▸ **SHORT TASK**: The records underneath are to be repeated exactly, with the pictures left out.
>>>>>
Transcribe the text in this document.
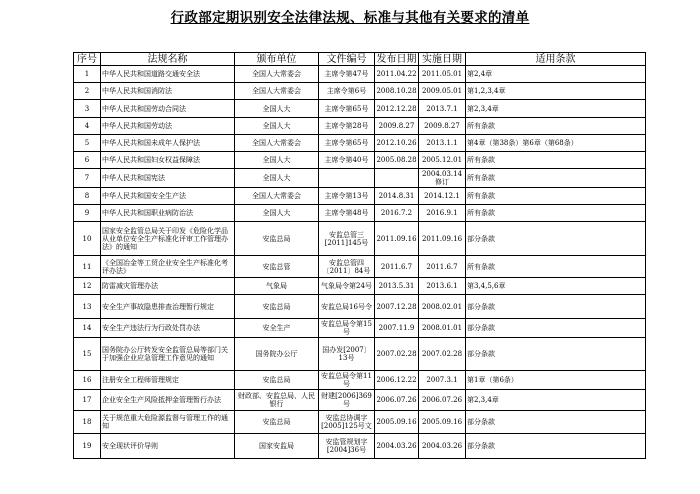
行政部定期识别安全法律法规、标准与其他有关要求的清单
序号	法规名称	颁布单位	文件编号	发布日期	实施日期	适用条款
1	中华人民共和国道路交通安全法	全国人大常委会	主席令第47号	2011.04.22	2011.05.01	第2,4章
2	中华人民共和国消防法	全国人大常委会	主席令第6号	2008.10.28	2009.05.01	第1,2,3,4章
3	中华人民共和国劳动合同法	全国人大	主席令第65号	2012.12.28	2013.7.1	第2,3,4章
4	中华人民共和国劳动法	全国人大	主席令第28号	2009.8.27	2009.8.27	所有条款
5	中华人民共和国未成年人保护法	全国人大常委会	主席令第65号	2012.10.26	2013.1.1	第4章（第38条）第6章（第68条）
6	中华人民共和国妇女权益保障法	全国人大	主席令第40号	2005.08.28	2005.12.01	所有条款
7	中华人民共和国宪法	全国人大			2004.03.14 修订	所有条款
8	中华人民共和国安全生产法	全国人大常委会	主席令第13号	2014.8.31	2014.12.1	所有条款
9	中华人民共和国职业病防治法	全国人大	主席令第48号	2016.7.2	2016.9.1	所有条款
10	国家安全监管总局关于印发《危险化学品从业单位安全生产标准化评审工作管理办法》的通知	安监总局	安监总管三[2011]145号	2011.09.16	2011.09.16	部分条款
11	《全国冶金等工贸企业安全生产标准化考评办法》	安监总管	安监总管四〔2011〕84号	2011.6.7	2011.6.7	所有条款
12	防雷减灾管理办法	气象局	气象局令第24号	2013.5.31	2013.6.1	第3,4,5,6章
13	安全生产事故隐患排查治理暂行规定	安监总局	安监总局16号令	2007.12.28	2008.02.01	部分条款
14	安全生产违法行为行政处罚办法	安全生产	安监总局令第15号	2007.11.9	2008.01.01	部分条款
15	国务院办公厅转发安全监管总局等部门关于加强企业应急管理工作意见的通知	国务院办公厅	国办发[2007〕13号	2007.02.28	2007.02.28	部分条款
16	注册安全工程师管理规定	安监总局	安监总局令第11号	2006.12.22	2007.3.1	第1章（第6条）
17	企业安全生产风险抵押金管理暂行办法	财政部、安监总局、人民银行	财建[2006]369号	2006.07.26	2006.07.26	第2,3,4章
18	关于规范重大危险源监督与管理工作的通知	安监总局	安监总协调字[2005]125号文	2005.09.16	2005.09.16	部分条款
19	安全现状评价导则	国家安监局	安监管规划字[2004]36号	2004.03.26	2004.03.26	部分条款
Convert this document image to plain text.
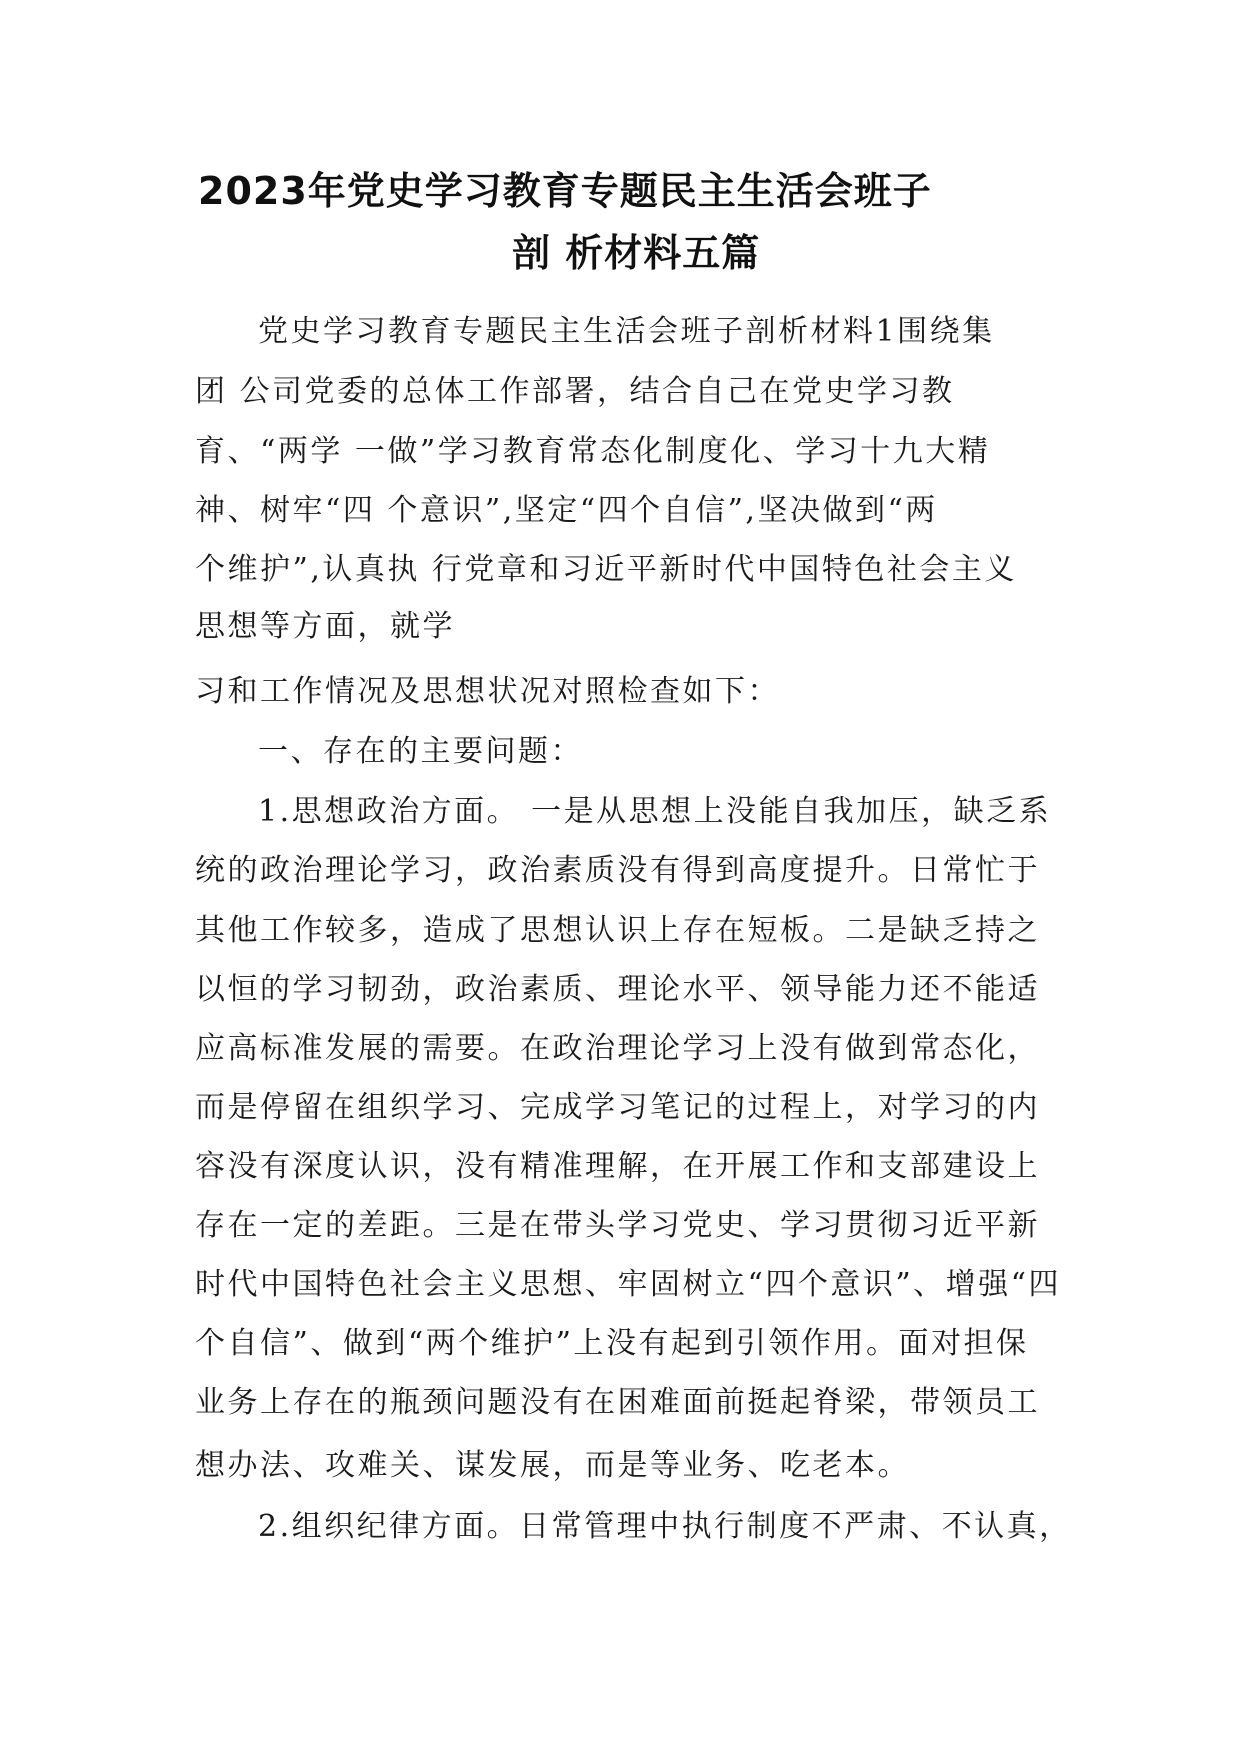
2023年党史学习教育专题民主生活会班子
剖 析材料五篇
党史学习教育专题民主生活会班子剖析材料1围绕集
团 公司党委的总体工作部署，结合自己在党史学习教
育、“两学 一做”学习教育常态化制度化、学习十九大精
神、树牢“四 个意识”,坚定“四个自信”,坚决做到“两
个维护”,认真执 行党章和习近平新时代中国特色社会主义
思想等方面，就学
习和工作情况及思想状况对照检查如下：
一、存在的主要问题：
1.思想政治方面。 一是从思想上没能自我加压，缺乏系
统的政治理论学习，政治素质没有得到高度提升。日常忙于
其他工作较多，造成了思想认识上存在短板。二是缺乏持之
以恒的学习韧劲，政治素质、理论水平、领导能力还不能适
应高标准发展的需要。在政治理论学习上没有做到常态化，
而是停留在组织学习、完成学习笔记的过程上，对学习的内
容没有深度认识，没有精准理解，在开展工作和支部建设上
存在一定的差距。三是在带头学习党史、学习贯彻习近平新
时代中国特色社会主义思想、牢固树立“四个意识”、增强“四
个自信”、做到“两个维护”上没有起到引领作用。面对担保
业务上存在的瓶颈问题没有在困难面前挺起脊梁，带领员工
想办法、攻难关、谋发展，而是等业务、吃老本。
2.组织纪律方面。日常管理中执行制度不严肃、不认真，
<<<<<
▸ **TASK RESULT**:
Transcribe the text in this document.
行政部定期识别安全法律法规、标准与其他有关要求的清单
序号	法规名称	颁布单位	文件编号	发布日期	实施日期	适用条款
1	中华人民共和国道路交通安全法	全国人大常委会	主席令第47号	2011.04.22	2011.05.01	第2,4章
2	中华人民共和国消防法	全国人大常委会	主席令第6号	2008.10.28	2009.05.01	第1,2,3,4章
3	中华人民共和国劳动合同法	全国人大	主席令第65号	2012.12.28	2013.7.1	第2,3,4章
4	中华人民共和国劳动法	全国人大	主席令第28号	2009.8.27	2009.8.27	所有条款
5	中华人民共和国未成年人保护法	全国人大常委会	主席令第65号	2012.10.26	2013.1.1	第4章（第38条）第6章（第68条）
6	中华人民共和国妇女权益保障法	全国人大	主席令第40号	2005.08.28	2005.12.01	所有条款
7	中华人民共和国宪法	全国人大			2004.03.14 修订	所有条款
8	中华人民共和国安全生产法	全国人大常委会	主席令第13号	2014.8.31	2014.12.1	所有条款
9	中华人民共和国职业病防治法	全国人大	主席令第48号	2016.7.2	2016.9.1	所有条款
10	国家安全监管总局关于印发《危险化学品从业单位安全生产标准化评审工作管理办法》的通知	安监总局	安监总管三[2011]145号	2011.09.16	2011.09.16	部分条款
11	《全国冶金等工贸企业安全生产标准化考评办法》	安监总管	安监总管四〔2011〕84号	2011.6.7	2011.6.7	所有条款
12	防雷减灾管理办法	气象局	气象局令第24号	2013.5.31	2013.6.1	第3,4,5,6章
13	安全生产事故隐患排查治理暂行规定	安监总局	安监总局16号令	2007.12.28	2008.02.01	部分条款
14	安全生产违法行为行政处罚办法	安全生产	安监总局令第15号	2007.11.9	2008.01.01	部分条款
15	国务院办公厅转发安全监管总局等部门关于加强企业应急管理工作意见的通知	国务院办公厅	国办发[2007〕13号	2007.02.28	2007.02.28	部分条款
16	注册安全工程师管理规定	安监总局	安监总局令第11号	2006.12.22	2007.3.1	第1章（第6条）
17	企业安全生产风险抵押金管理暂行办法	财政部、安监总局、人民银行	财建[2006]369号	2006.07.26	2006.07.26	第2,3,4章
18	关于规范重大危险源监督与管理工作的通知	安监总局	安监总协调字[2005]125号文	2005.09.16	2005.09.16	部分条款
19	安全现状评价导则	国家安监局	安监管规划字[2004]36号	2004.03.26	2004.03.26	部分条款
Convert this document image to plain text.
2023年党史学习教育专题民主生活会班子
剖 析材料五篇
党史学习教育专题民主生活会班子剖析材料1围绕集
团 公司党委的总体工作部署，结合自己在党史学习教
育、“两学 一做”学习教育常态化制度化、学习十九大精
神、树牢“四 个意识”,坚定“四个自信”,坚决做到“两
个维护”,认真执 行党章和习近平新时代中国特色社会主义
思想等方面，就学
习和工作情况及思想状况对照检查如下：
一、存在的主要问题：
1.思想政治方面。 一是从思想上没能自我加压，缺乏系
统的政治理论学习，政治素质没有得到高度提升。日常忙于
其他工作较多，造成了思想认识上存在短板。二是缺乏持之
以恒的学习韧劲，政治素质、理论水平、领导能力还不能适
应高标准发展的需要。在政治理论学习上没有做到常态化，
而是停留在组织学习、完成学习笔记的过程上，对学习的内
容没有深度认识，没有精准理解，在开展工作和支部建设上
存在一定的差距。三是在带头学习党史、学习贯彻习近平新
时代中国特色社会主义思想、牢固树立“四个意识”、增强“四
个自信”、做到“两个维护”上没有起到引领作用。面对担保
业务上存在的瓶颈问题没有在困难面前挺起脊梁，带领员工
想办法、攻难关、谋发展，而是等业务、吃老本。
2.组织纪律方面。日常管理中执行制度不严肃、不认真，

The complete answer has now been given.